┏━━

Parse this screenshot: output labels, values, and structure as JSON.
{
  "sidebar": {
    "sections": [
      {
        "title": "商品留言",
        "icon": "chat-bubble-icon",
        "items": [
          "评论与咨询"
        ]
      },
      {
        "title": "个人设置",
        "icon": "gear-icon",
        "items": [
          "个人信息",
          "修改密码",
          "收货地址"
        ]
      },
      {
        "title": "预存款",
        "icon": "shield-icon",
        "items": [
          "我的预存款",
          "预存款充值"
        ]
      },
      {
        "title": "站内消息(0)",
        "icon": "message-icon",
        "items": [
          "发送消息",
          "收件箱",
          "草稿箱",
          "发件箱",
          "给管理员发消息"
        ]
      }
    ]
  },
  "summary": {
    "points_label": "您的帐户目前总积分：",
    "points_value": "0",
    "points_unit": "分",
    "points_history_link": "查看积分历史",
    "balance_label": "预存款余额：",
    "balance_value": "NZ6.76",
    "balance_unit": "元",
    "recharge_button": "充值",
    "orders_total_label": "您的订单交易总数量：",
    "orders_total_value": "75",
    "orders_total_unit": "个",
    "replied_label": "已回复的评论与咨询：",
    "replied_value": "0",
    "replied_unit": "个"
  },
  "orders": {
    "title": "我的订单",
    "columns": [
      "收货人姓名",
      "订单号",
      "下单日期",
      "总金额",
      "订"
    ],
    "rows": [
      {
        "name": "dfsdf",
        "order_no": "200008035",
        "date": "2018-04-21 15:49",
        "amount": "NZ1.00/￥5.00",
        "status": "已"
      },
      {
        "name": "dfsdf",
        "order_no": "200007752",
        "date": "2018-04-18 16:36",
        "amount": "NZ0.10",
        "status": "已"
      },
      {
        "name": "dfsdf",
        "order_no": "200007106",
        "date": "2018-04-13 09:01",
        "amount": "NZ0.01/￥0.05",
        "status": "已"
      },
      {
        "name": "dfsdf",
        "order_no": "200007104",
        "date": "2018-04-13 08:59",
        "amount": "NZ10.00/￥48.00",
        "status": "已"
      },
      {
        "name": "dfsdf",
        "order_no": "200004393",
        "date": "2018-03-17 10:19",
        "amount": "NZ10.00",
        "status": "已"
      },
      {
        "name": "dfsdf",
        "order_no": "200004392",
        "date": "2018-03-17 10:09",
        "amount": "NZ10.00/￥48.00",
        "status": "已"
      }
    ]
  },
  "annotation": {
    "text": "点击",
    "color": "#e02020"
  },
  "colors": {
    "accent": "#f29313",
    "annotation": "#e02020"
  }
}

┗━━

[Problem statement] Every entry must be output again, exactly as written above.

[Final result]
Parse this screenshot: output labels, values, and structure as JSON.
{
  "sidebar": {
    "sections": [
      {
        "title": "商品留言",
        "icon": "chat-bubble-icon",
        "items": [
          "评论与咨询"
        ]
      },
      {
        "title": "个人设置",
        "icon": "gear-icon",
        "items": [
          "个人信息",
          "修改密码",
          "收货地址"
        ]
      },
      {
        "title": "预存款",
        "icon": "shield-icon",
        "items": [
          "我的预存款",
          "预存款充值"
        ]
      },
      {
        "title": "站内消息(0)",
        "icon": "message-icon",
        "items": [
          "发送消息",
          "收件箱",
          "草稿箱",
          "发件箱",
          "给管理员发消息"
        ]
      }
    ]
  },
  "summary": {
    "points_label": "您的帐户目前总积分：",
    "points_value": "0",
    "points_unit": "分",
    "points_history_link": "查看积分历史",
    "balance_label": "预存款余额：",
    "balance_value": "NZ6.76",
    "balance_unit": "元",
    "recharge_button": "充值",
    "orders_total_label": "您的订单交易总数量：",
    "orders_total_value": "75",
    "orders_total_unit": "个",
    "replied_label": "已回复的评论与咨询：",
    "replied_value": "0",
    "replied_unit": "个"
  },
  "orders": {
    "title": "我的订单",
    "columns": [
      "收货人姓名",
      "订单号",
      "下单日期",
      "总金额",
      "订"
    ],
    "rows": [
      {
        "name": "dfsdf",
        "order_no": "200008035",
        "date": "2018-04-21 15:49",
        "amount": "NZ1.00/￥5.00",
        "status": "已"
      },
      {
        "name": "dfsdf",
        "order_no": "200007752",
        "date": "2018-04-18 16:36",
        "amount": "NZ0.10",
        "status": "已"
      },
      {
        "name": "dfsdf",
        "order_no": "200007106",
        "date": "2018-04-13 09:01",
        "amount": "NZ0.01/￥0.05",
        "status": "已"
      },
      {
        "name": "dfsdf",
        "order_no": "200007104",
        "date": "2018-04-13 08:59",
        "amount": "NZ10.00/￥48.00",
        "status": "已"
      },
      {
        "name": "dfsdf",
        "order_no": "200004393",
        "date": "2018-03-17 10:19",
        "amount": "NZ10.00",
        "status": "已"
      },
      {
        "name": "dfsdf",
        "order_no": "200004392",
        "date": "2018-03-17 10:09",
        "amount": "NZ10.00/￥48.00",
        "status": "已"
      }
    ]
  },
  "annotation": {
    "text": "点击",
    "color": "#e02020"
  },
  "colors": {
    "accent": "#f29313",
    "annotation": "#e02020"
  }
}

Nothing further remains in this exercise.